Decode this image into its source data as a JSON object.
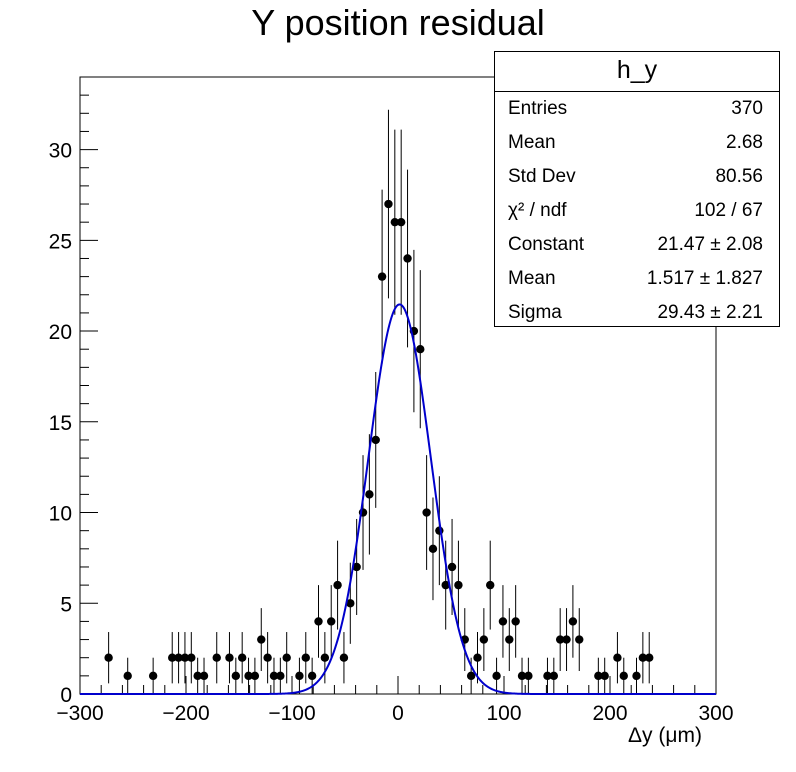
{
  "chart_data": {
    "type": "scatter",
    "title": "Y position residual",
    "xlabel": "Δy (μm)",
    "ylabel": "",
    "xlim": [
      -300,
      300
    ],
    "ylim": [
      0,
      34
    ],
    "xticks": [
      "−300",
      "−200",
      "−100",
      "0",
      "100",
      "200",
      "300"
    ],
    "yticks": [
      "0",
      "5",
      "10",
      "15",
      "20",
      "25",
      "30"
    ],
    "grid": false,
    "bin_width": 6,
    "series": [
      {
        "kind": "histogram-points",
        "color": "#000000",
        "x": [
          -273,
          -255,
          -231,
          -213,
          -207,
          -201,
          -195,
          -189,
          -183,
          -171,
          -159,
          -153,
          -147,
          -141,
          -135,
          -129,
          -123,
          -117,
          -111,
          -105,
          -93,
          -87,
          -81,
          -75,
          -69,
          -63,
          -57,
          -51,
          -45,
          -39,
          -33,
          -27,
          -21,
          -15,
          -9,
          -3,
          3,
          9,
          15,
          21,
          27,
          33,
          39,
          45,
          51,
          57,
          63,
          69,
          75,
          81,
          87,
          93,
          99,
          105,
          111,
          117,
          123,
          141,
          147,
          153,
          159,
          165,
          171,
          189,
          195,
          207,
          213,
          225,
          231,
          237
        ],
        "y": [
          2,
          1,
          1,
          2,
          2,
          2,
          2,
          1,
          1,
          2,
          2,
          1,
          2,
          1,
          1,
          3,
          2,
          1,
          1,
          2,
          1,
          2,
          1,
          4,
          2,
          4,
          6,
          2,
          5,
          7,
          10,
          11,
          14,
          23,
          27,
          26,
          26,
          24,
          20,
          19,
          10,
          8,
          9,
          6,
          7,
          6,
          3,
          1,
          2,
          3,
          6,
          1,
          4,
          3,
          4,
          1,
          1,
          1,
          1,
          3,
          3,
          4,
          3,
          1,
          1,
          2,
          1,
          1,
          2,
          2
        ]
      },
      {
        "kind": "gaussian-fit",
        "color": "#0000cc",
        "constant": 21.47,
        "mean": 1.517,
        "sigma": 29.43
      }
    ]
  },
  "stats_box": {
    "title": "h_y",
    "rows": [
      {
        "label": "Entries",
        "value": "370"
      },
      {
        "label": "Mean",
        "value": "2.68"
      },
      {
        "label": "Std Dev",
        "value": "80.56"
      },
      {
        "label": "χ² / ndf",
        "value": "102 / 67"
      },
      {
        "label": "Constant",
        "value": "21.47 ± 2.08"
      },
      {
        "label": "Mean",
        "value": "1.517 ± 1.827"
      },
      {
        "label": "Sigma",
        "value": "29.43 ± 2.21"
      }
    ]
  }
}
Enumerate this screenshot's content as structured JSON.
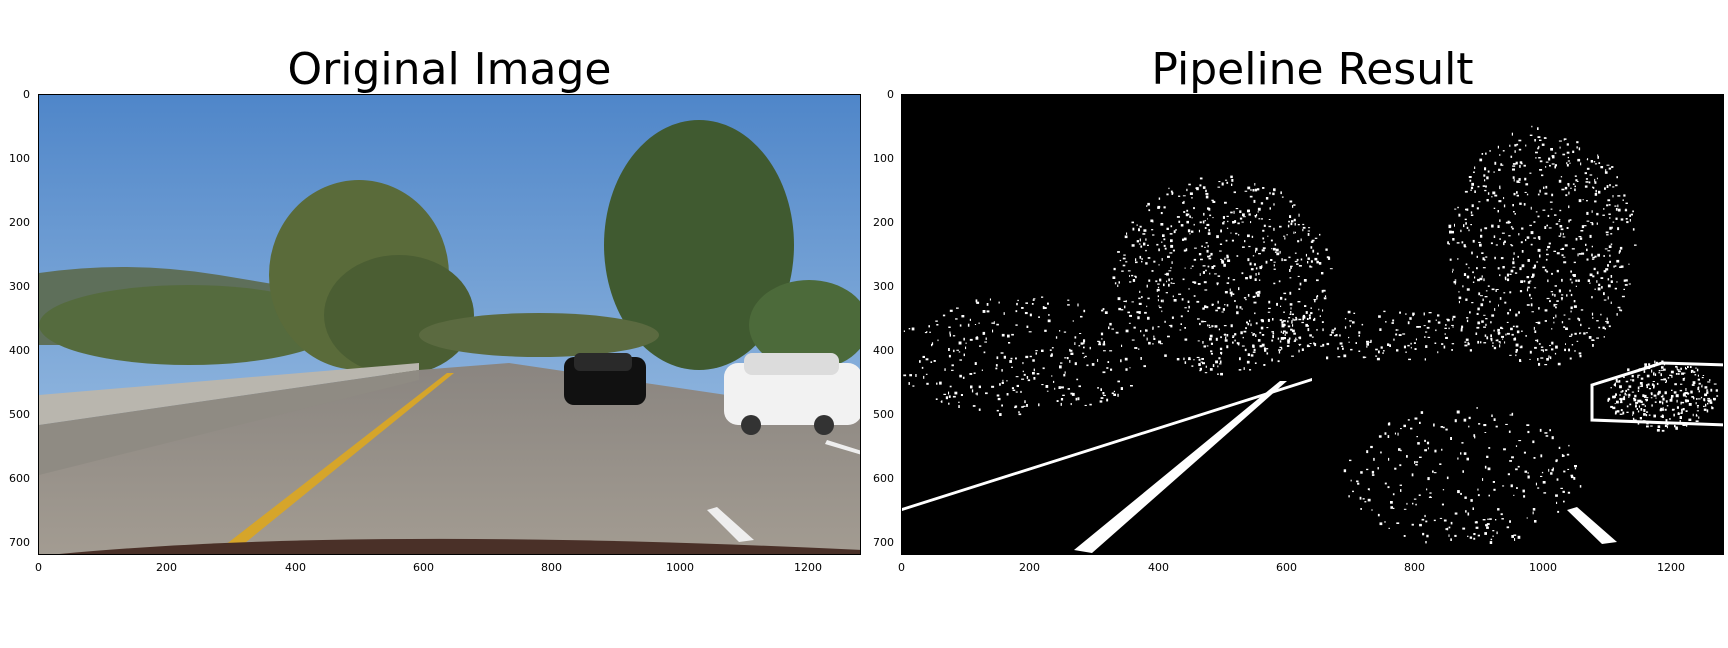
{
  "panels": [
    {
      "title": "Original Image"
    },
    {
      "title": "Pipeline Result"
    }
  ],
  "axes": {
    "x_ticks": [
      "0",
      "200",
      "400",
      "600",
      "800",
      "1000",
      "1200"
    ],
    "y_ticks": [
      "0",
      "100",
      "200",
      "300",
      "400",
      "500",
      "600",
      "700"
    ],
    "x_range": [
      0,
      1280
    ],
    "y_range": [
      0,
      720
    ]
  }
}
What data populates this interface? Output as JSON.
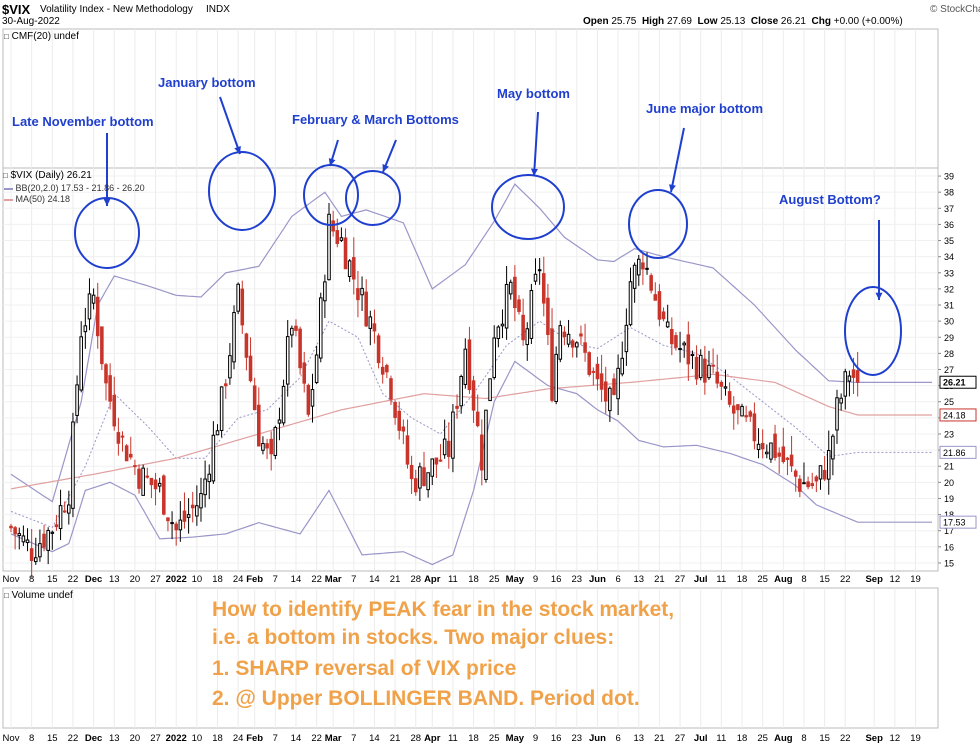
{
  "header": {
    "symbol": "$VIX",
    "name": "Volatility Index - New Methodology",
    "exchange": "INDX",
    "date": "30-Aug-2022",
    "open_label": "Open",
    "open": "25.75",
    "high_label": "High",
    "high": "27.69",
    "low_label": "Low",
    "low": "25.13",
    "close_label": "Close",
    "close": "26.21",
    "chg_label": "Chg",
    "chg": "+0.00 (+0.00%)",
    "copyright": "© StockCharts.com"
  },
  "panels": {
    "cmf": "CMF(20) undef",
    "volume": "Volume undef"
  },
  "legend": {
    "price": "$VIX (Daily) 26.21",
    "bb": "BB(20,2.0) 17.53 - 21.86 - 26.20",
    "ma": "MA(50) 24.18"
  },
  "annotations": [
    {
      "text": "Late November bottom"
    },
    {
      "text": "January bottom"
    },
    {
      "text": "February & March Bottoms"
    },
    {
      "text": "May bottom"
    },
    {
      "text": "June major bottom"
    },
    {
      "text": "August Bottom?"
    }
  ],
  "note_lines": [
    "How to identify PEAK fear in the stock market,",
    "i.e. a bottom in stocks. Two major clues:",
    "1. SHARP reversal of VIX price",
    "2. @ Upper BOLLINGER BAND. Period dot."
  ],
  "price_labels": {
    "close": "26.21",
    "ma": "24.18",
    "bb_mid": "21.86",
    "bb_low": "17.53"
  },
  "colors": {
    "up": "#000000",
    "down": "#c8352b",
    "bb": "#9a96c9",
    "ma": "#e0a0a0",
    "annotation": "#1f3fcf",
    "note": "#f0a24a"
  },
  "chart_data": {
    "type": "candlestick",
    "ylim": [
      14.5,
      39.5
    ],
    "y_ticks": [
      15,
      16,
      17,
      18,
      19,
      20,
      21,
      22,
      23,
      24,
      25,
      26,
      27,
      28,
      29,
      30,
      31,
      32,
      33,
      34,
      35,
      36,
      37,
      38,
      39
    ],
    "x_tick_labels": [
      "Nov",
      "8",
      "15",
      "22",
      "Dec",
      "13",
      "20",
      "27",
      "2022",
      "10",
      "18",
      "24",
      "Feb",
      "7",
      "14",
      "22",
      "Mar",
      "7",
      "14",
      "21",
      "28",
      "Apr",
      "11",
      "18",
      "25",
      "May",
      "9",
      "16",
      "23",
      "Jun",
      "6",
      "13",
      "21",
      "27",
      "Jul",
      "11",
      "18",
      "25",
      "Aug",
      "8",
      "15",
      "22",
      "Sep",
      "12",
      "19"
    ],
    "x_tick_index": [
      0,
      5,
      10,
      15,
      20,
      25,
      30,
      35,
      40,
      45,
      50,
      55,
      59,
      64,
      69,
      74,
      78,
      83,
      88,
      93,
      98,
      102,
      107,
      112,
      117,
      122,
      127,
      132,
      137,
      142,
      147,
      152,
      157,
      162,
      167,
      172,
      177,
      182,
      187,
      192,
      197,
      202,
      209,
      214,
      219
    ],
    "x_tick_bold": [
      false,
      false,
      false,
      false,
      true,
      false,
      false,
      false,
      true,
      false,
      false,
      false,
      true,
      false,
      false,
      false,
      true,
      false,
      false,
      false,
      false,
      true,
      false,
      false,
      false,
      true,
      false,
      false,
      false,
      true,
      false,
      false,
      false,
      false,
      true,
      false,
      false,
      false,
      true,
      false,
      false,
      false,
      true,
      false,
      false
    ],
    "key_points": {
      "index": [
        0,
        5,
        10,
        14,
        17,
        20,
        23,
        27,
        31,
        36,
        40,
        46,
        51,
        55,
        60,
        63,
        68,
        72,
        74,
        77,
        80,
        84,
        87,
        92,
        97,
        102,
        106,
        110,
        114,
        117,
        121,
        124,
        128,
        131,
        133,
        137,
        142,
        146,
        150,
        153,
        156,
        159,
        164,
        170,
        174,
        179,
        185,
        191,
        195,
        198,
        200,
        203,
        205
      ],
      "close": [
        17.2,
        15.8,
        17.2,
        19.5,
        29.5,
        31.5,
        26,
        22.5,
        20.5,
        19.5,
        17,
        19,
        25,
        31.5,
        23,
        21,
        30,
        24,
        28,
        36,
        35,
        32,
        30,
        26,
        20,
        21,
        22,
        28.5,
        21.5,
        29.5,
        32,
        28.5,
        33.5,
        26,
        30,
        29,
        26,
        24.5,
        32.5,
        34,
        31.5,
        29,
        27.8,
        26.5,
        24.6,
        23.2,
        22,
        20,
        19.8,
        21.5,
        24.5,
        26.9,
        26.21
      ]
    },
    "bb_upper": {
      "index": [
        0,
        10,
        17,
        21,
        25,
        33,
        40,
        46,
        52,
        60,
        68,
        76,
        80,
        86,
        95,
        102,
        110,
        117,
        122,
        128,
        134,
        142,
        146,
        151,
        158,
        170,
        180,
        190,
        198,
        205
      ],
      "value": [
        20.5,
        18.8,
        25,
        31,
        32.8,
        32.2,
        31.6,
        31.5,
        33,
        33.4,
        36.5,
        38,
        36.5,
        36.9,
        36.1,
        32,
        33.5,
        36.2,
        38.5,
        37,
        35.2,
        33.8,
        33.7,
        34.5,
        34,
        33.3,
        31,
        28.2,
        26.3,
        26.2
      ]
    },
    "bb_lower": {
      "index": [
        0,
        10,
        14,
        18,
        24,
        30,
        36,
        44,
        52,
        60,
        70,
        77,
        85,
        95,
        102,
        107,
        112,
        117,
        122,
        130,
        137,
        142,
        147,
        152,
        158,
        166,
        174,
        182,
        190,
        195,
        205
      ],
      "value": [
        16.8,
        15.7,
        16.2,
        19.5,
        20,
        19.2,
        16.5,
        16.6,
        16.8,
        17.5,
        16.8,
        19.5,
        15.5,
        15.7,
        14.9,
        15.5,
        19.5,
        25,
        27.5,
        26,
        25.5,
        24.5,
        23.8,
        22.6,
        22.2,
        22.3,
        21.8,
        21.1,
        19.8,
        18.6,
        17.53
      ]
    },
    "bb_mid": {
      "index": [
        0,
        10,
        18,
        25,
        33,
        40,
        47,
        55,
        62,
        70,
        77,
        84,
        90,
        97,
        104,
        112,
        120,
        128,
        136,
        142,
        150,
        158,
        166,
        174,
        182,
        190,
        198,
        205
      ],
      "value": [
        18.2,
        17.2,
        21,
        25.5,
        23.5,
        21.5,
        21.5,
        24,
        24.5,
        26.5,
        30,
        29,
        25.5,
        24,
        23,
        25.5,
        28.5,
        30,
        28.6,
        28.3,
        29.6,
        28.5,
        28,
        26.6,
        25,
        23.4,
        21.6,
        21.86
      ]
    },
    "ma50": {
      "index": [
        0,
        20,
        40,
        60,
        80,
        100,
        115,
        130,
        150,
        170,
        185,
        198,
        205
      ],
      "value": [
        19.6,
        20.5,
        21.5,
        23,
        24.5,
        25.5,
        25.2,
        25.8,
        26.2,
        26.7,
        26.2,
        24.7,
        24.18
      ]
    }
  }
}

* * * *

» **To be done**: Copy out each line of the data containing the string "undef".

» **Exercise result**:
    "cmf": "CMF(20) undef",
    "volume": "Volume undef"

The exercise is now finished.